- [SOURCE TEXT]
The purpose of this guideline is to provide recommended blood sampling volumes and guidance on a variety of acceptable blood collection techniques in the anesthetized and conscious rodent.

II. Scope

This policy applies to all personnel collecting blood samples from laboratory rodents.

II. Guidance

  1. General Information 
    1. Factors to consider when selecting the appropriate blood collection technique for research purposes include, but are not limited to:
      1. The species to be bled
      2. The size and age of the animal to be bled and the estimated total blood volume
      3. The type of the sample required (e.g. serum, whole blood cells, etc.)
      4. The quality of the sample required (sterility, tissue fluid contamination, etc.)
      5. The quantity of blood required (taking into account extraneous blood loss due to a selected method)
      6. The frequency of sampling
      7. The health status of the animal being bled
      8. The training and experience of the phlebotomist
      9. The size and type of capillary tube is appropriate
      10. The effect of the site, restraint or anesthesia on the blood parameter measured.

- [RECORD SET]
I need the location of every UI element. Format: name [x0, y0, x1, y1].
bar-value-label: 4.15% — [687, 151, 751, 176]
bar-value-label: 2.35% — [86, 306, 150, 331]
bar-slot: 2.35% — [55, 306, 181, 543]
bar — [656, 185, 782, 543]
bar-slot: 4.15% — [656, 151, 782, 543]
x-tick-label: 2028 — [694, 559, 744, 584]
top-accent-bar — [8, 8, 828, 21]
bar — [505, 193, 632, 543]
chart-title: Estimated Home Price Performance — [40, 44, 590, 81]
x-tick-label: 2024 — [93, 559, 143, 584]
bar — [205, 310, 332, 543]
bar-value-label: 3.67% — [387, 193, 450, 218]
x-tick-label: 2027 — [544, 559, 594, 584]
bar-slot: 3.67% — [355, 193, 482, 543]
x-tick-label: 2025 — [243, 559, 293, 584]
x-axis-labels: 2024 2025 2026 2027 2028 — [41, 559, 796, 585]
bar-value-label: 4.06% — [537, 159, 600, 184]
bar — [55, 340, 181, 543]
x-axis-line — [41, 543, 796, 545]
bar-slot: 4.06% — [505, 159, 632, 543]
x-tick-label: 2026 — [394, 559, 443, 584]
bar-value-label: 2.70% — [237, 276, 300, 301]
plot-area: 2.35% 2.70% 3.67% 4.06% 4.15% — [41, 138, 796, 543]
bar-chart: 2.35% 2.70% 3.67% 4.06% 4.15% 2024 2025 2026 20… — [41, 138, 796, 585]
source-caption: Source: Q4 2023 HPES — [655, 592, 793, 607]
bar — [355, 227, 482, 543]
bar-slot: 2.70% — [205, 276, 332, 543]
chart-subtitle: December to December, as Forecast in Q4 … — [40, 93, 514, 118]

- [APPLY WHAT YOU READ]
(a) To whom does the rodent blood collection guideline's policy apply?
(b) Rewrite the paragraph of the rodent blood collection guideline that begins "The purpose of this guideline" in shorter form, keeping its main facts.
(c) Continue the rodent blood collection guideline from the point where it stops.

- [RESULTS OF THE TASKS]
(a) It applies to all personnel collecting blood samples from laboratory rodents.

(b) This guideline recommends blood sampling volumes and gives guidance on acceptable blood collection techniques for anesthetized and conscious rodents.

(c)
    2. The acceptable quantity and frequency of blood sampling is dependent on the circulating blood volume of the animal and the red blood cell (RBC) turnover rate. The approximate circulating blood volume of adult rodents varies with species and body weight. For purposes of calculating the maximum blood volume that may be sampled, the following reference values for total blood volume (TBV) are to be used:
      1. Mouse            72 ml/kg
      2. Rat                  64 ml/kg
      3. Hamster         78 ml/kg
      4. Guinea pig     75 ml/kg
    3. Of the circulating blood volume, approximately 10% of the total volume can be safely removed every 2 to 4 weeks, 7.5% every 7 days, and 1% every 24 hours.
    4. The guidance provided below is for healthy, normal adult animals.  Animals that are young, aged, stressed, have cardiac or respiratory disease, or are otherwise compromised may not be able to tolerate recommended amounts of blood removal.
    5. If the experimental design requires blood volumes and/or frequency of collection that fall outside the recommendations within this guideline, consult the AV and include justification in your protocol for IACUC consideration and approval.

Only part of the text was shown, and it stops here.